_Dataset excerpt_
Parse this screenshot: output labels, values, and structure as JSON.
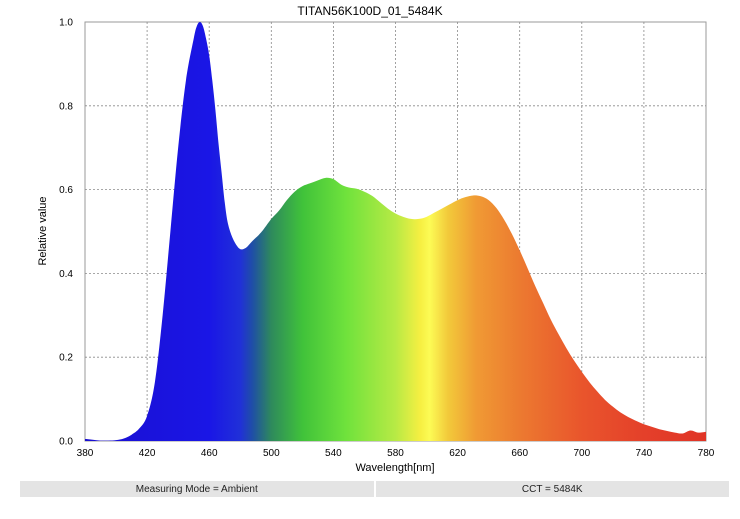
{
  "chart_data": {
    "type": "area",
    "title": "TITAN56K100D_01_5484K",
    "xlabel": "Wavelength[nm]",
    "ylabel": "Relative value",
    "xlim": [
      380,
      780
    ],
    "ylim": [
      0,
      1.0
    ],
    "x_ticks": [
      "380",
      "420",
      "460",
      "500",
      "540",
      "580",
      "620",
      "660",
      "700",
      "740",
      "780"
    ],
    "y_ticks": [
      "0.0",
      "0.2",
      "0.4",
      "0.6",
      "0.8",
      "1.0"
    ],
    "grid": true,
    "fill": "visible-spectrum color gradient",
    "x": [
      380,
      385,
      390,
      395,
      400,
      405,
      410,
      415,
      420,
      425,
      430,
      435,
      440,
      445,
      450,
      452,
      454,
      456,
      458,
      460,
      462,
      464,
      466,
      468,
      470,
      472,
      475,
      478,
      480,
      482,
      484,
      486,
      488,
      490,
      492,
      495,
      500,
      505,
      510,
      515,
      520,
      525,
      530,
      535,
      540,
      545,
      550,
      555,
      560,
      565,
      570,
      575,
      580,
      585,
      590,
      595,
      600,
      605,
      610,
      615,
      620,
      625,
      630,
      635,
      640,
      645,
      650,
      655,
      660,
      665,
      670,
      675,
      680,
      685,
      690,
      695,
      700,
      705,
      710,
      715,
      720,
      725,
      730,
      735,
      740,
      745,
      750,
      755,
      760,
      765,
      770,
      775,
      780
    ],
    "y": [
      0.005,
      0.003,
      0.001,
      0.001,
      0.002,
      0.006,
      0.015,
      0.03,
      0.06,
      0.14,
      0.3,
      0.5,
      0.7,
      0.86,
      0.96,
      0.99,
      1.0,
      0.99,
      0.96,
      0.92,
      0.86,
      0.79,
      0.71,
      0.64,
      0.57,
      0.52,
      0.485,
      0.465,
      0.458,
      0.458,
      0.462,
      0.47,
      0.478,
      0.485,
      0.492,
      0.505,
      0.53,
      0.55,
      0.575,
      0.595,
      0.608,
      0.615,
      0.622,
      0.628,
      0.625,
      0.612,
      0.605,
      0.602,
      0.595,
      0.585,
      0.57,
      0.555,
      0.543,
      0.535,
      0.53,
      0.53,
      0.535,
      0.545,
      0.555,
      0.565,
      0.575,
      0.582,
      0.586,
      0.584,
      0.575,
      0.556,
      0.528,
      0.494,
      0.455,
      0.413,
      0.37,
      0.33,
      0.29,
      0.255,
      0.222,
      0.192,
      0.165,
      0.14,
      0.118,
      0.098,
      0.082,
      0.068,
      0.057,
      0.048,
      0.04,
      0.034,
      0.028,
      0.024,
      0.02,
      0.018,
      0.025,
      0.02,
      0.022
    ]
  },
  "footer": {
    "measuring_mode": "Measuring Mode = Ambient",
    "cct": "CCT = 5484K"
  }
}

_EXERCISE DIRECTIONS_
The pictures should not be reproduced; quote all of the other material exactly.

_THE COMPLETED TASK_
Parse this screenshot: output labels, values, and structure as JSON.
{
  "chart_data": {
    "type": "area",
    "title": "TITAN56K100D_01_5484K",
    "xlabel": "Wavelength[nm]",
    "ylabel": "Relative value",
    "xlim": [
      380,
      780
    ],
    "ylim": [
      0,
      1.0
    ],
    "x_ticks": [
      "380",
      "420",
      "460",
      "500",
      "540",
      "580",
      "620",
      "660",
      "700",
      "740",
      "780"
    ],
    "y_ticks": [
      "0.0",
      "0.2",
      "0.4",
      "0.6",
      "0.8",
      "1.0"
    ],
    "grid": true,
    "fill": "visible-spectrum color gradient",
    "x": [
      380,
      385,
      390,
      395,
      400,
      405,
      410,
      415,
      420,
      425,
      430,
      435,
      440,
      445,
      450,
      452,
      454,
      456,
      458,
      460,
      462,
      464,
      466,
      468,
      470,
      472,
      475,
      478,
      480,
      482,
      484,
      486,
      488,
      490,
      492,
      495,
      500,
      505,
      510,
      515,
      520,
      525,
      530,
      535,
      540,
      545,
      550,
      555,
      560,
      565,
      570,
      575,
      580,
      585,
      590,
      595,
      600,
      605,
      610,
      615,
      620,
      625,
      630,
      635,
      640,
      645,
      650,
      655,
      660,
      665,
      670,
      675,
      680,
      685,
      690,
      695,
      700,
      705,
      710,
      715,
      720,
      725,
      730,
      735,
      740,
      745,
      750,
      755,
      760,
      765,
      770,
      775,
      780
    ],
    "y": [
      0.005,
      0.003,
      0.001,
      0.001,
      0.002,
      0.006,
      0.015,
      0.03,
      0.06,
      0.14,
      0.3,
      0.5,
      0.7,
      0.86,
      0.96,
      0.99,
      1.0,
      0.99,
      0.96,
      0.92,
      0.86,
      0.79,
      0.71,
      0.64,
      0.57,
      0.52,
      0.485,
      0.465,
      0.458,
      0.458,
      0.462,
      0.47,
      0.478,
      0.485,
      0.492,
      0.505,
      0.53,
      0.55,
      0.575,
      0.595,
      0.608,
      0.615,
      0.622,
      0.628,
      0.625,
      0.612,
      0.605,
      0.602,
      0.595,
      0.585,
      0.57,
      0.555,
      0.543,
      0.535,
      0.53,
      0.53,
      0.535,
      0.545,
      0.555,
      0.565,
      0.575,
      0.582,
      0.586,
      0.584,
      0.575,
      0.556,
      0.528,
      0.494,
      0.455,
      0.413,
      0.37,
      0.33,
      0.29,
      0.255,
      0.222,
      0.192,
      0.165,
      0.14,
      0.118,
      0.098,
      0.082,
      0.068,
      0.057,
      0.048,
      0.04,
      0.034,
      0.028,
      0.024,
      0.02,
      0.018,
      0.025,
      0.02,
      0.022
    ]
  },
  "footer": {
    "measuring_mode": "Measuring Mode = Ambient",
    "cct": "CCT = 5484K"
  }
}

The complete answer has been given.